▶ [What needs to be done] Restate the entries below word for word, leaving nothing out.

Provided information START

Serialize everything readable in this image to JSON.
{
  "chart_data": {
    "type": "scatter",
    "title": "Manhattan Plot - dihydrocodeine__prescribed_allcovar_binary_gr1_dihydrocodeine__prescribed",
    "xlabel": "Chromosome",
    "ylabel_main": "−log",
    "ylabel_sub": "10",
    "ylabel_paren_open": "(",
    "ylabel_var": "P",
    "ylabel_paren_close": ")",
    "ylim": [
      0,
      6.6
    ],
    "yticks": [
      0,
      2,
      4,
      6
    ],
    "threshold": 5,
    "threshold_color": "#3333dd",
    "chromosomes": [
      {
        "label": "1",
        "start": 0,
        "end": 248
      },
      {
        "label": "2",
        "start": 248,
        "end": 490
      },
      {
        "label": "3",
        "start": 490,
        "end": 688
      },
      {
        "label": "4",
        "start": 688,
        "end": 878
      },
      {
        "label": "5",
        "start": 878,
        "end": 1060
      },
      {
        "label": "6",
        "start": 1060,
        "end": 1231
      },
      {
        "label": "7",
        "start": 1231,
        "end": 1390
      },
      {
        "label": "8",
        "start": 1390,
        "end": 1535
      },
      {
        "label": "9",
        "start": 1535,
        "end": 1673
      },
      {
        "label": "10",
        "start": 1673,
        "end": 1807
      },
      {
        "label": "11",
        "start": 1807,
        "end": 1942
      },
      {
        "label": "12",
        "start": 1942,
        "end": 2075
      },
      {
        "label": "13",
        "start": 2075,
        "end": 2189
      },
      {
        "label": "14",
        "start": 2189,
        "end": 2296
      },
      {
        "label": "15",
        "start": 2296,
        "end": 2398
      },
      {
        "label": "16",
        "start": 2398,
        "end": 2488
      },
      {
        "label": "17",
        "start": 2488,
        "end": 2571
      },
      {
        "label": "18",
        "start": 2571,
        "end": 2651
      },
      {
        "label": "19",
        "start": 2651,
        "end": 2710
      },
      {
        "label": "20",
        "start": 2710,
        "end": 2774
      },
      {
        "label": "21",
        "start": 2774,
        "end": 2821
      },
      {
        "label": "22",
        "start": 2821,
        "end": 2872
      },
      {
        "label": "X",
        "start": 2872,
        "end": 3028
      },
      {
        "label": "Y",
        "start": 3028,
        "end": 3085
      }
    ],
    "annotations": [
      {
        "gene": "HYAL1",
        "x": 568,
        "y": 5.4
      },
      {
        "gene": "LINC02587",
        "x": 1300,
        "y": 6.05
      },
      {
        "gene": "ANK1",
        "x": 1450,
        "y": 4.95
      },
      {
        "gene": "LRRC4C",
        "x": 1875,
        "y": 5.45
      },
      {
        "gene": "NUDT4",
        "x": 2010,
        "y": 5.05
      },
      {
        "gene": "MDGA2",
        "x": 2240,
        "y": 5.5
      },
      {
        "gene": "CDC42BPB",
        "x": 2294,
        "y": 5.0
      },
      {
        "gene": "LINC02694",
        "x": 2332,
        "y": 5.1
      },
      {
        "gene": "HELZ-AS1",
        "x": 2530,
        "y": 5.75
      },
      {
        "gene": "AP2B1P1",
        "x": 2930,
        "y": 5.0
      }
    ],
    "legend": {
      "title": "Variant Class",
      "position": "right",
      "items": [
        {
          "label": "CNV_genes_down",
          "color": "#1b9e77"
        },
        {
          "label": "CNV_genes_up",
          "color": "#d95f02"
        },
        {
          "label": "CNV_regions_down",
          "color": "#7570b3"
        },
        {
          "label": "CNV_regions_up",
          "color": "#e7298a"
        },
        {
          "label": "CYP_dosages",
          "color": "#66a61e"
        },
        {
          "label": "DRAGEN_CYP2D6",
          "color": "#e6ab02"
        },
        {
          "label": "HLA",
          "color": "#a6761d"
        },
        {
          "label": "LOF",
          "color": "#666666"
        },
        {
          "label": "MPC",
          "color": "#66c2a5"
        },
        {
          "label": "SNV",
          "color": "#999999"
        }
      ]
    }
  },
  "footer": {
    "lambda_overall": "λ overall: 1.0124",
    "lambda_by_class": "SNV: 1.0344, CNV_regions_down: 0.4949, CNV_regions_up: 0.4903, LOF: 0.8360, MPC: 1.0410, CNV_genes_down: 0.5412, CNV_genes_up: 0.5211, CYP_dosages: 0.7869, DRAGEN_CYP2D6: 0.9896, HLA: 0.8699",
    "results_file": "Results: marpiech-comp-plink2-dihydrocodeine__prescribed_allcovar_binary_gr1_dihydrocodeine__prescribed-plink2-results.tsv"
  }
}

Provided information END

▶ [Task solution]
Serialize everything readable in this image to JSON.
{
  "chart_data": {
    "type": "scatter",
    "title": "Manhattan Plot - dihydrocodeine__prescribed_allcovar_binary_gr1_dihydrocodeine__prescribed",
    "xlabel": "Chromosome",
    "ylabel_main": "−log",
    "ylabel_sub": "10",
    "ylabel_paren_open": "(",
    "ylabel_var": "P",
    "ylabel_paren_close": ")",
    "ylim": [
      0,
      6.6
    ],
    "yticks": [
      0,
      2,
      4,
      6
    ],
    "threshold": 5,
    "threshold_color": "#3333dd",
    "chromosomes": [
      {
        "label": "1",
        "start": 0,
        "end": 248
      },
      {
        "label": "2",
        "start": 248,
        "end": 490
      },
      {
        "label": "3",
        "start": 490,
        "end": 688
      },
      {
        "label": "4",
        "start": 688,
        "end": 878
      },
      {
        "label": "5",
        "start": 878,
        "end": 1060
      },
      {
        "label": "6",
        "start": 1060,
        "end": 1231
      },
      {
        "label": "7",
        "start": 1231,
        "end": 1390
      },
      {
        "label": "8",
        "start": 1390,
        "end": 1535
      },
      {
        "label": "9",
        "start": 1535,
        "end": 1673
      },
      {
        "label": "10",
        "start": 1673,
        "end": 1807
      },
      {
        "label": "11",
        "start": 1807,
        "end": 1942
      },
      {
        "label": "12",
        "start": 1942,
        "end": 2075
      },
      {
        "label": "13",
        "start": 2075,
        "end": 2189
      },
      {
        "label": "14",
        "start": 2189,
        "end": 2296
      },
      {
        "label": "15",
        "start": 2296,
        "end": 2398
      },
      {
        "label": "16",
        "start": 2398,
        "end": 2488
      },
      {
        "label": "17",
        "start": 2488,
        "end": 2571
      },
      {
        "label": "18",
        "start": 2571,
        "end": 2651
      },
      {
        "label": "19",
        "start": 2651,
        "end": 2710
      },
      {
        "label": "20",
        "start": 2710,
        "end": 2774
      },
      {
        "label": "21",
        "start": 2774,
        "end": 2821
      },
      {
        "label": "22",
        "start": 2821,
        "end": 2872
      },
      {
        "label": "X",
        "start": 2872,
        "end": 3028
      },
      {
        "label": "Y",
        "start": 3028,
        "end": 3085
      }
    ],
    "annotations": [
      {
        "gene": "HYAL1",
        "x": 568,
        "y": 5.4
      },
      {
        "gene": "LINC02587",
        "x": 1300,
        "y": 6.05
      },
      {
        "gene": "ANK1",
        "x": 1450,
        "y": 4.95
      },
      {
        "gene": "LRRC4C",
        "x": 1875,
        "y": 5.45
      },
      {
        "gene": "NUDT4",
        "x": 2010,
        "y": 5.05
      },
      {
        "gene": "MDGA2",
        "x": 2240,
        "y": 5.5
      },
      {
        "gene": "CDC42BPB",
        "x": 2294,
        "y": 5.0
      },
      {
        "gene": "LINC02694",
        "x": 2332,
        "y": 5.1
      },
      {
        "gene": "HELZ-AS1",
        "x": 2530,
        "y": 5.75
      },
      {
        "gene": "AP2B1P1",
        "x": 2930,
        "y": 5.0
      }
    ],
    "legend": {
      "title": "Variant Class",
      "position": "right",
      "items": [
        {
          "label": "CNV_genes_down",
          "color": "#1b9e77"
        },
        {
          "label": "CNV_genes_up",
          "color": "#d95f02"
        },
        {
          "label": "CNV_regions_down",
          "color": "#7570b3"
        },
        {
          "label": "CNV_regions_up",
          "color": "#e7298a"
        },
        {
          "label": "CYP_dosages",
          "color": "#66a61e"
        },
        {
          "label": "DRAGEN_CYP2D6",
          "color": "#e6ab02"
        },
        {
          "label": "HLA",
          "color": "#a6761d"
        },
        {
          "label": "LOF",
          "color": "#666666"
        },
        {
          "label": "MPC",
          "color": "#66c2a5"
        },
        {
          "label": "SNV",
          "color": "#999999"
        }
      ]
    }
  },
  "footer": {
    "lambda_overall": "λ overall: 1.0124",
    "lambda_by_class": "SNV: 1.0344, CNV_regions_down: 0.4949, CNV_regions_up: 0.4903, LOF: 0.8360, MPC: 1.0410, CNV_genes_down: 0.5412, CNV_genes_up: 0.5211, CYP_dosages: 0.7869, DRAGEN_CYP2D6: 0.9896, HLA: 0.8699",
    "results_file": "Results: marpiech-comp-plink2-dihydrocodeine__prescribed_allcovar_binary_gr1_dihydrocodeine__prescribed-plink2-results.tsv"
  }
}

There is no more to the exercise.